#### WHAT TO DO:
Return all lines from the listing below in which the string "axis" occurs.

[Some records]

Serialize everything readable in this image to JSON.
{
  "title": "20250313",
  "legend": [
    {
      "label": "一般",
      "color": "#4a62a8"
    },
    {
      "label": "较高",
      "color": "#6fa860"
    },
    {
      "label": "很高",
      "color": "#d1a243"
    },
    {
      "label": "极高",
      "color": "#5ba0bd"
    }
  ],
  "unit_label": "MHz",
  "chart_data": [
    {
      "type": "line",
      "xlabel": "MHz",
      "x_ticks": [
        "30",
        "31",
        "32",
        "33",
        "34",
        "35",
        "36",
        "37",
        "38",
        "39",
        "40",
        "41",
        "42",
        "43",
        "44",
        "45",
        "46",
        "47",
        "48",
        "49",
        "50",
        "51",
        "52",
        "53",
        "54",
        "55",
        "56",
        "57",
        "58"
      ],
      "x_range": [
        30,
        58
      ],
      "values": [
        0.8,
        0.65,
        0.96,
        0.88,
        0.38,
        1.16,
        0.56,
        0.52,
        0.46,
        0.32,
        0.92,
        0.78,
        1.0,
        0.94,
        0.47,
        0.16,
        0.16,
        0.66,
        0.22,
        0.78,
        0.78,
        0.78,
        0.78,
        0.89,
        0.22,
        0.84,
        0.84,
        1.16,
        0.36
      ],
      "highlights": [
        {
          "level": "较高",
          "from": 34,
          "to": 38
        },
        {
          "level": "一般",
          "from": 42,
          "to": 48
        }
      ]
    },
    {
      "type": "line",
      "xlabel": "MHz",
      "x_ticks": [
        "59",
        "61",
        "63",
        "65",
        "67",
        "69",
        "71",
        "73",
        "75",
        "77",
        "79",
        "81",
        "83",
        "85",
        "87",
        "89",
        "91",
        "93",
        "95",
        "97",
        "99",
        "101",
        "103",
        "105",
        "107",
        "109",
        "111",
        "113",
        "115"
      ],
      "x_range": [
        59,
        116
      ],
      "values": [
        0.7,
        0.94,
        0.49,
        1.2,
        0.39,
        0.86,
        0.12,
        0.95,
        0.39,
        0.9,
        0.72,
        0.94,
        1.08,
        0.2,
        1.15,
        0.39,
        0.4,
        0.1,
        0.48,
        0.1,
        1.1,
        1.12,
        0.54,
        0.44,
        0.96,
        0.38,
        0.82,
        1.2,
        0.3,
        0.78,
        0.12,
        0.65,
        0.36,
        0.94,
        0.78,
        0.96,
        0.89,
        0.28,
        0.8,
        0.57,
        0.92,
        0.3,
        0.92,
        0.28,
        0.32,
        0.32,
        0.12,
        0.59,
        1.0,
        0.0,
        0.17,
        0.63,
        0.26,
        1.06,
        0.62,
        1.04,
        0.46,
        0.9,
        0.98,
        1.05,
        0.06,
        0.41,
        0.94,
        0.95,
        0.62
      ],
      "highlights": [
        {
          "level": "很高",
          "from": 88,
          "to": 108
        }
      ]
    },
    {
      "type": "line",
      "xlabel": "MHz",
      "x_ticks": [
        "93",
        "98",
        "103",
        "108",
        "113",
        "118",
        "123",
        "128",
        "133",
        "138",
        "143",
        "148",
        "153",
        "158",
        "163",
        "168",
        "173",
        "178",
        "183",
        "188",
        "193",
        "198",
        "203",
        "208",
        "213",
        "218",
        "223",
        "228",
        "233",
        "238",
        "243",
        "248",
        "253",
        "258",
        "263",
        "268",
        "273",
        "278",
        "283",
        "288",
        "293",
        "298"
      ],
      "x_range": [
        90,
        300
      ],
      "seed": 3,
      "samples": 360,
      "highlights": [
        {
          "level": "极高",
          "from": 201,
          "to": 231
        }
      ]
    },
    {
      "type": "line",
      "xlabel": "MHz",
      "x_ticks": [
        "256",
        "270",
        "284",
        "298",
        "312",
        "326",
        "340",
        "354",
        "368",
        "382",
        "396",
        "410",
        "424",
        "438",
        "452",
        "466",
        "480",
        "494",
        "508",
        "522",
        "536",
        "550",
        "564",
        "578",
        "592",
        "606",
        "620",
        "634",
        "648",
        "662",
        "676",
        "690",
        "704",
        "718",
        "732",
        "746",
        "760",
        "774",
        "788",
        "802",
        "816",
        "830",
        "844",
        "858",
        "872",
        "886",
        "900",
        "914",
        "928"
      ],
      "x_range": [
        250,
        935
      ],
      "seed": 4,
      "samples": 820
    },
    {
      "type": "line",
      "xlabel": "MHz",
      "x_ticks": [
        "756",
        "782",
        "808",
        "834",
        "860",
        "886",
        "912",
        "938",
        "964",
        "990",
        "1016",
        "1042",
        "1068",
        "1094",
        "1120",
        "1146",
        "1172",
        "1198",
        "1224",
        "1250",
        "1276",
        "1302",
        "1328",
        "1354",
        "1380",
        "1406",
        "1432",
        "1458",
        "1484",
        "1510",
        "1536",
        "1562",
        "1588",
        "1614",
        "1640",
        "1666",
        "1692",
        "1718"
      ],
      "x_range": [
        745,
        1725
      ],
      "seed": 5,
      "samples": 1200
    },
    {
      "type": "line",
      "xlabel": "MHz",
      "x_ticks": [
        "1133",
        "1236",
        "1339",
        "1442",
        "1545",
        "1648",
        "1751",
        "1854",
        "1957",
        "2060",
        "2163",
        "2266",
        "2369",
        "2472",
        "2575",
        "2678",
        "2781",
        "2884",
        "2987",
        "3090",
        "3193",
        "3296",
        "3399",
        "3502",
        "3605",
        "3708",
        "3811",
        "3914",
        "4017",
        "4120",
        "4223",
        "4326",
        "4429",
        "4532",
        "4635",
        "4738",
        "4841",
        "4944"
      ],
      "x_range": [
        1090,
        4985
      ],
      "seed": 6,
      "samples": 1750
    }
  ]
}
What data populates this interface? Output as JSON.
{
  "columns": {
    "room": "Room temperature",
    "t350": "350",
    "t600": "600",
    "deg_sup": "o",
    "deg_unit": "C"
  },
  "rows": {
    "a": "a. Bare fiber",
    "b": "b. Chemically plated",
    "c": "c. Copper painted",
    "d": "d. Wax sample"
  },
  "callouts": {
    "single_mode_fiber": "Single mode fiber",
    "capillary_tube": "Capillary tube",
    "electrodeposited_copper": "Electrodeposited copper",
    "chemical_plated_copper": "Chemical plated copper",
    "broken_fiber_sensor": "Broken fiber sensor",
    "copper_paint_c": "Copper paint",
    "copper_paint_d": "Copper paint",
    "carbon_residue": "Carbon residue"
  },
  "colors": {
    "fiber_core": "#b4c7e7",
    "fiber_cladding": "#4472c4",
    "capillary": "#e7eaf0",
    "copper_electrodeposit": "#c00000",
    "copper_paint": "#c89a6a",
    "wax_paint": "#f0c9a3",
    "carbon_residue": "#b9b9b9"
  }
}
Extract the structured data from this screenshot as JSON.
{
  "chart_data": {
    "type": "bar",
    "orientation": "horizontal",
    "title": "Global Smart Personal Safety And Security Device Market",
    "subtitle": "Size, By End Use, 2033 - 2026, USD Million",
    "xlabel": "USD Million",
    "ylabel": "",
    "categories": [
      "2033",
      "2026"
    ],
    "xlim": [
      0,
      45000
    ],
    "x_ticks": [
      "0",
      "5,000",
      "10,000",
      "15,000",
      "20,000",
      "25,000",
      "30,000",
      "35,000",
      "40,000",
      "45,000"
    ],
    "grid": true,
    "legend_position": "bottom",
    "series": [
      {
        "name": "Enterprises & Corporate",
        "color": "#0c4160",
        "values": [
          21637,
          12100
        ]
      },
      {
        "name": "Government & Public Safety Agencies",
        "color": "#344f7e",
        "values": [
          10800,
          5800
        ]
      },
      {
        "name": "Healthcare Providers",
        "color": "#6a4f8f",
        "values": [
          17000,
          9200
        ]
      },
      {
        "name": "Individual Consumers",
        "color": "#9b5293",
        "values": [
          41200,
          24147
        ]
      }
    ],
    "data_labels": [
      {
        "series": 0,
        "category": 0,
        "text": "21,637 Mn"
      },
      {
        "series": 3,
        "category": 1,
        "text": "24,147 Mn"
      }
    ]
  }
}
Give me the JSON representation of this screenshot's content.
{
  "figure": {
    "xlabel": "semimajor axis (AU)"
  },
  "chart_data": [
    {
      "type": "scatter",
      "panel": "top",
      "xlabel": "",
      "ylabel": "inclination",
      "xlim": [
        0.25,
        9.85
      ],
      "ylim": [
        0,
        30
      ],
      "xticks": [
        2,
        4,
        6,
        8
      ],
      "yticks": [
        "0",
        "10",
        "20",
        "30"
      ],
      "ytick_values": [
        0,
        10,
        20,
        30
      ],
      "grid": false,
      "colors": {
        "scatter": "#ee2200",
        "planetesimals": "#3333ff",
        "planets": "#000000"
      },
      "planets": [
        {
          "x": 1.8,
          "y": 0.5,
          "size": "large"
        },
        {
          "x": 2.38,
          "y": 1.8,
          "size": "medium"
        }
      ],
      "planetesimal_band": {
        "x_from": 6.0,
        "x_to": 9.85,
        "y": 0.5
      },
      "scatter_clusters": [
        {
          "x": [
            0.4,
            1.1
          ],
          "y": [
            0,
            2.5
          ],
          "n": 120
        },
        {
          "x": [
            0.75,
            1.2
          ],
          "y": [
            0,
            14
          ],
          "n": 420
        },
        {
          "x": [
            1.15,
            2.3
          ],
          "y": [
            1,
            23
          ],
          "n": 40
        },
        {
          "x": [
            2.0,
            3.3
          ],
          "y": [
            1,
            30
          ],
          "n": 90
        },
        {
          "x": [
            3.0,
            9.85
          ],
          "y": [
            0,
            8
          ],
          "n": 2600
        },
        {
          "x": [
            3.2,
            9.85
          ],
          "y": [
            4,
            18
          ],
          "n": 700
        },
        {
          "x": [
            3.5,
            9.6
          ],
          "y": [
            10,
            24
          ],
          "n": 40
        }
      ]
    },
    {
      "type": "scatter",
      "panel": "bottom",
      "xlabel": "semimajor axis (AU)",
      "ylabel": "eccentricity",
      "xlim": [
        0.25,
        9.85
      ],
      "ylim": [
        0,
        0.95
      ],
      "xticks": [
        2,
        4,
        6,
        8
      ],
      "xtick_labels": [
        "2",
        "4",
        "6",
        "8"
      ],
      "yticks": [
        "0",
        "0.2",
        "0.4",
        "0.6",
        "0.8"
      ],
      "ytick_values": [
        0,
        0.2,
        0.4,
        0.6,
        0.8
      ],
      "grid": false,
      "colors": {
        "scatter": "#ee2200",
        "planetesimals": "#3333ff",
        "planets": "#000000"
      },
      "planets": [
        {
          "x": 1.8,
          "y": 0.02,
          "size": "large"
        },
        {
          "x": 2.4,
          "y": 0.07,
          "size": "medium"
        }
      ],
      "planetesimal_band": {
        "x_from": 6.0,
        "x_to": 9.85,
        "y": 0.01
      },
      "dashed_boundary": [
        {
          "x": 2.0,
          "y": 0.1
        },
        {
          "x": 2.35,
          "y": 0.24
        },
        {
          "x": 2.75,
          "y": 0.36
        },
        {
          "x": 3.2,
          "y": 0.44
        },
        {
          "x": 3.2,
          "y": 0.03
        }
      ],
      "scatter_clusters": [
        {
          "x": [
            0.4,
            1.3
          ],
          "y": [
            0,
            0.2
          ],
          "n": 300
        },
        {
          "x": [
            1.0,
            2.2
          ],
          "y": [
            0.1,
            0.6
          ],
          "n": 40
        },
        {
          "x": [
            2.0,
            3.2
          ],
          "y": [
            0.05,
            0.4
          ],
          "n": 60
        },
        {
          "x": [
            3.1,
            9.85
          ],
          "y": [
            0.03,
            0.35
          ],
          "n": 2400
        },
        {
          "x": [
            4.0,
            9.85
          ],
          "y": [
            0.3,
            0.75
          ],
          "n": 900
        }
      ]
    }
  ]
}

#### SOLUTION TO THE EXERCISE:
    "xlabel": "semimajor axis (AU)"
      "xlabel": "semimajor axis (AU)",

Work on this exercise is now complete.